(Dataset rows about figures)
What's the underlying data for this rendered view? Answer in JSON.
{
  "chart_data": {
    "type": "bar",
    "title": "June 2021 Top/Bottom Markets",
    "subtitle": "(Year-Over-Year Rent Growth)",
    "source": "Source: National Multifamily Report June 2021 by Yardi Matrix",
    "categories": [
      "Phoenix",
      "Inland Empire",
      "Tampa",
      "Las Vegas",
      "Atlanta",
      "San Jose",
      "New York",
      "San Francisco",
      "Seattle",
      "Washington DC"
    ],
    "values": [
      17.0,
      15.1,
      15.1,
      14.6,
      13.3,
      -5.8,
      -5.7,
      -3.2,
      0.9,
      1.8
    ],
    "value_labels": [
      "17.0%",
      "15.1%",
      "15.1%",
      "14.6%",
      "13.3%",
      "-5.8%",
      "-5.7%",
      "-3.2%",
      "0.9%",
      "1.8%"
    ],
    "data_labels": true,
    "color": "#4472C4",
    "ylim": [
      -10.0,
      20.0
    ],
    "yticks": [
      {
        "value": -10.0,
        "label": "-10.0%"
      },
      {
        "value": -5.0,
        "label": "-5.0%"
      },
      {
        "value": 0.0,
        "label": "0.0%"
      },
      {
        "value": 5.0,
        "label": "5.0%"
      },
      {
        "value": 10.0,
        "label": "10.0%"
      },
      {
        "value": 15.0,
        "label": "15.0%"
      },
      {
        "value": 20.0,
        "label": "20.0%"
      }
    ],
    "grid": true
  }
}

> _THE PROBLEM_
Write out every entry word for word.

> _ANSWER BELOW_
What's the underlying data for this rendered view? Answer in JSON.
{
  "chart_data": {
    "type": "bar",
    "title": "June 2021 Top/Bottom Markets",
    "subtitle": "(Year-Over-Year Rent Growth)",
    "source": "Source: National Multifamily Report June 2021 by Yardi Matrix",
    "categories": [
      "Phoenix",
      "Inland Empire",
      "Tampa",
      "Las Vegas",
      "Atlanta",
      "San Jose",
      "New York",
      "San Francisco",
      "Seattle",
      "Washington DC"
    ],
    "values": [
      17.0,
      15.1,
      15.1,
      14.6,
      13.3,
      -5.8,
      -5.7,
      -3.2,
      0.9,
      1.8
    ],
    "value_labels": [
      "17.0%",
      "15.1%",
      "15.1%",
      "14.6%",
      "13.3%",
      "-5.8%",
      "-5.7%",
      "-3.2%",
      "0.9%",
      "1.8%"
    ],
    "data_labels": true,
    "color": "#4472C4",
    "ylim": [
      -10.0,
      20.0
    ],
    "yticks": [
      {
        "value": -10.0,
        "label": "-10.0%"
      },
      {
        "value": -5.0,
        "label": "-5.0%"
      },
      {
        "value": 0.0,
        "label": "0.0%"
      },
      {
        "value": 5.0,
        "label": "5.0%"
      },
      {
        "value": 10.0,
        "label": "10.0%"
      },
      {
        "value": 15.0,
        "label": "15.0%"
      },
      {
        "value": 20.0,
        "label": "20.0%"
      }
    ],
    "grid": true
  }
}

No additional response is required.